▶ **WHAT THE TASK ASKS**
Copy out every line in which the string "structure" occurs.

☆ ☆ ☆ ☆ ☆

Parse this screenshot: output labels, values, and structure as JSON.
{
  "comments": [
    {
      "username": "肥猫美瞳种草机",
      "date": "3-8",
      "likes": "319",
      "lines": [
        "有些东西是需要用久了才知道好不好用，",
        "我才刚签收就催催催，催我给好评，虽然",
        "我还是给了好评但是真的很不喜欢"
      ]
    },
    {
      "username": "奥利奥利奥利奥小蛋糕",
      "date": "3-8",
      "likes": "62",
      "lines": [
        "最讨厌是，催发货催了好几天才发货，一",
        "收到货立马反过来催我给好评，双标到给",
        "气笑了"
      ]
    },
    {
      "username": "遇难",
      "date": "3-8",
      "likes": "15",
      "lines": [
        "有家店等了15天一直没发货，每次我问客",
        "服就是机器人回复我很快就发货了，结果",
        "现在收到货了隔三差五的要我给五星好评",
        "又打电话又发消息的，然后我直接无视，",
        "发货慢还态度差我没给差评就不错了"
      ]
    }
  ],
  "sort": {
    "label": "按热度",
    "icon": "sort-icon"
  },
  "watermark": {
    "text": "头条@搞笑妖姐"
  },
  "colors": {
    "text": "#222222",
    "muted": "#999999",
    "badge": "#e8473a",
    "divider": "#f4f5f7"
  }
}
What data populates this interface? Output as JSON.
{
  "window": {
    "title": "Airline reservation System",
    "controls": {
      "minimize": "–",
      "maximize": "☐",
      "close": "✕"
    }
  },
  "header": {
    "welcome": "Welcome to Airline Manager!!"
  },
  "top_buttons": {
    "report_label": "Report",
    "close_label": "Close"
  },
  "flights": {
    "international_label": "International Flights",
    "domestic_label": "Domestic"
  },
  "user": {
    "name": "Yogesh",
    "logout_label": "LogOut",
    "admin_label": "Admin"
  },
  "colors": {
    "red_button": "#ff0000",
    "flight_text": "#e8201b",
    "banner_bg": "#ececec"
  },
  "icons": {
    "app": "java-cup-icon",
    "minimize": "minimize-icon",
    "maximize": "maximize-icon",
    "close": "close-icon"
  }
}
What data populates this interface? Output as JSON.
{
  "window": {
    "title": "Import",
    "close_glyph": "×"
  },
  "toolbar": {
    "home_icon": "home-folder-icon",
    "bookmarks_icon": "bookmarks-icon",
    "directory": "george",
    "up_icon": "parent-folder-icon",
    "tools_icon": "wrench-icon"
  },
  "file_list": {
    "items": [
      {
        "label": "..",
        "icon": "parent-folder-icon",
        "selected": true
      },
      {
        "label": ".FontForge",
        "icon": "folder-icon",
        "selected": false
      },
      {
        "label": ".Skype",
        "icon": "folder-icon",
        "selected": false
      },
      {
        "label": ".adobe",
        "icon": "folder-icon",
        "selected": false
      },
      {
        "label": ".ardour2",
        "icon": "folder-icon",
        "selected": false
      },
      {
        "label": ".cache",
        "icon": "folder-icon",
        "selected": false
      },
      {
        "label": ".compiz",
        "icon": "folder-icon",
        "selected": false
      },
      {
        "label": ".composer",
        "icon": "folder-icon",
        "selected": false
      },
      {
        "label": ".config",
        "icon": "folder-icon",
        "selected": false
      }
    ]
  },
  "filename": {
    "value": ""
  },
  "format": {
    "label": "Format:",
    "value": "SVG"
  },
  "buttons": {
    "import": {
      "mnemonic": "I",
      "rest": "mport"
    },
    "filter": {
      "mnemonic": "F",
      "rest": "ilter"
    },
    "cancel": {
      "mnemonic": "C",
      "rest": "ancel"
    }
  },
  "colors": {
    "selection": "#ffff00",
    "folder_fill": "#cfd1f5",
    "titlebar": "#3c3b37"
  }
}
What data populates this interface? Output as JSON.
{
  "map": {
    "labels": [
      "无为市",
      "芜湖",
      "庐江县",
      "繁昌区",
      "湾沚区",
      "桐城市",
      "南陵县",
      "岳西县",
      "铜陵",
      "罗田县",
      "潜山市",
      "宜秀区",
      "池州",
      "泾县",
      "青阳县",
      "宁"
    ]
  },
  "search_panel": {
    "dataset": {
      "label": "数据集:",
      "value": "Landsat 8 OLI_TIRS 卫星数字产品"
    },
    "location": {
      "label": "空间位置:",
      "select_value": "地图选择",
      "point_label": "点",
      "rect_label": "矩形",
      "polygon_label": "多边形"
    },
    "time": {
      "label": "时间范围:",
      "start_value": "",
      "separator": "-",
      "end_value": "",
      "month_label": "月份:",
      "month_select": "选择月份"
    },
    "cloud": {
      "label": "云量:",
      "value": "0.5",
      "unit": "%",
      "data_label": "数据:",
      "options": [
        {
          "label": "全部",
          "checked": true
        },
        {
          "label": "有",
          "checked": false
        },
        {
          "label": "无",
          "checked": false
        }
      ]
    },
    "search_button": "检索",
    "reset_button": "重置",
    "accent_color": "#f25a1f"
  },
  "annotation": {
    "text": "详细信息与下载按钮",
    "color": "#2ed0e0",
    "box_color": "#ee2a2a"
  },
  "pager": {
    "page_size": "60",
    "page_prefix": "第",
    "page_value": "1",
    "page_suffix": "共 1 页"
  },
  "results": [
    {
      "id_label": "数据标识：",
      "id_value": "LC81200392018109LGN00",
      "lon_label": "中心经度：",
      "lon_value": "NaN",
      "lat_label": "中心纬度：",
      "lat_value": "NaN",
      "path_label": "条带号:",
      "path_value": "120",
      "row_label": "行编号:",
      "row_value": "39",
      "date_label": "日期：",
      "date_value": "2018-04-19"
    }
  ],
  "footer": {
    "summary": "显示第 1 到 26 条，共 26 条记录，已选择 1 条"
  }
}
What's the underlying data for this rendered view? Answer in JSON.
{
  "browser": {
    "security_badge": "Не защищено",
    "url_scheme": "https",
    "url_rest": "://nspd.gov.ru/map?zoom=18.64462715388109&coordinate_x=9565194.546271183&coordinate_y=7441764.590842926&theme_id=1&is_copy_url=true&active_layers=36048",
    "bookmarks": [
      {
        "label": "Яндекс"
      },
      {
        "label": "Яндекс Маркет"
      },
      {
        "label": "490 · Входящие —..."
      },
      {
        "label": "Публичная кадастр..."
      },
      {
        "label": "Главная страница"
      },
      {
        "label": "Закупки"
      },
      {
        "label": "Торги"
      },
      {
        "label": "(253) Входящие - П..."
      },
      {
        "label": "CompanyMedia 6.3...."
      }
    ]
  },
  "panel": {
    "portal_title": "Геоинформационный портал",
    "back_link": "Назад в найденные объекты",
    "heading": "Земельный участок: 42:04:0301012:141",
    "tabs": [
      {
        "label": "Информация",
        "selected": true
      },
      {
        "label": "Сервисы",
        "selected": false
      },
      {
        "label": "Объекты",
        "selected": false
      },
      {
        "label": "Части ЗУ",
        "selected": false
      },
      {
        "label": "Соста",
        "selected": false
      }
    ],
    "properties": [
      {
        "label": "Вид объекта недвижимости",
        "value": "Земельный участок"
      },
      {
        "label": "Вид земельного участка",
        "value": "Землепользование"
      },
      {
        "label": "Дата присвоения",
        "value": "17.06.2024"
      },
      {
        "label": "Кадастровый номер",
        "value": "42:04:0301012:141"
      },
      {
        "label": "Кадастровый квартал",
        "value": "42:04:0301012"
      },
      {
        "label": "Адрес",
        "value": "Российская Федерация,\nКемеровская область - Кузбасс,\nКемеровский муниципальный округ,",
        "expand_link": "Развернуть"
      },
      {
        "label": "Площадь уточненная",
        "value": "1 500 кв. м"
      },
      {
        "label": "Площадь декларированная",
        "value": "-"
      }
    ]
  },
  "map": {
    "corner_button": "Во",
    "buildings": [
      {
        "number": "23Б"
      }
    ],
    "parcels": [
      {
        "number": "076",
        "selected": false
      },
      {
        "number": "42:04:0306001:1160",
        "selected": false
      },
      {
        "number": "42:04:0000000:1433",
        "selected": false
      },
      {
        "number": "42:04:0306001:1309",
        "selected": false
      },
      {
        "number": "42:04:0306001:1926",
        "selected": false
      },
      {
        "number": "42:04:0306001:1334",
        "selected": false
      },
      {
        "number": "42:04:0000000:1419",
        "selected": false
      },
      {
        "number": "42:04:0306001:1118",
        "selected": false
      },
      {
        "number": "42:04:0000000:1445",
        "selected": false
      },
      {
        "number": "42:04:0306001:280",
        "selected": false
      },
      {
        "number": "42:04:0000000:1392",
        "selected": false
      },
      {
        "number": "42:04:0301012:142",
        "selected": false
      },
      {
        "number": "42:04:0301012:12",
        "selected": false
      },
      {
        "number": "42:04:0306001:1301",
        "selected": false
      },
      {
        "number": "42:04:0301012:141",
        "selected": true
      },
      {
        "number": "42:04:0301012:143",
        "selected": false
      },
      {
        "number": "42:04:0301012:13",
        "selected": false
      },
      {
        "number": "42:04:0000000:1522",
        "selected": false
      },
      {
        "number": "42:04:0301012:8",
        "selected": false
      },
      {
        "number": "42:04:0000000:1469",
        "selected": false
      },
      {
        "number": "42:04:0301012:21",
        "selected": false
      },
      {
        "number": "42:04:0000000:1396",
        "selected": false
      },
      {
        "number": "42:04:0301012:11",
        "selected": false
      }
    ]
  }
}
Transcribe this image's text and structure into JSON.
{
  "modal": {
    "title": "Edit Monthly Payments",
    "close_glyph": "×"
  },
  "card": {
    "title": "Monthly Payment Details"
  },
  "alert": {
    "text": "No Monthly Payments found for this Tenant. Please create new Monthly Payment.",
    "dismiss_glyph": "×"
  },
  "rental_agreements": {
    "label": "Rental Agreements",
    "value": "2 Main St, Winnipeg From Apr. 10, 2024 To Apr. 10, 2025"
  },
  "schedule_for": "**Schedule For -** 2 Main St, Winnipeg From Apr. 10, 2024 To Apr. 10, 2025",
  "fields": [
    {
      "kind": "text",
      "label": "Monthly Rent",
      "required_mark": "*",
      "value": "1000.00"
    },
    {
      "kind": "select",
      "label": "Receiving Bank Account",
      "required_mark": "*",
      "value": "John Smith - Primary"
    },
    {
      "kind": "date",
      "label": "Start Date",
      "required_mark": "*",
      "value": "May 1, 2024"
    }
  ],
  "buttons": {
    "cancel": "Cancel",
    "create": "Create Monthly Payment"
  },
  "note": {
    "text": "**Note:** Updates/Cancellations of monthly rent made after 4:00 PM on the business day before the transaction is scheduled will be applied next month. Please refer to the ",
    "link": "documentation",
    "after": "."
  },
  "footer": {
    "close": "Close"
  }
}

☆ ☆ ☆ ☆ ☆

▶ **THE COMPLETED TASK**
Parse this screenshot: output labels, values, and structure as JSON.
Transcribe this image's text and structure into JSON.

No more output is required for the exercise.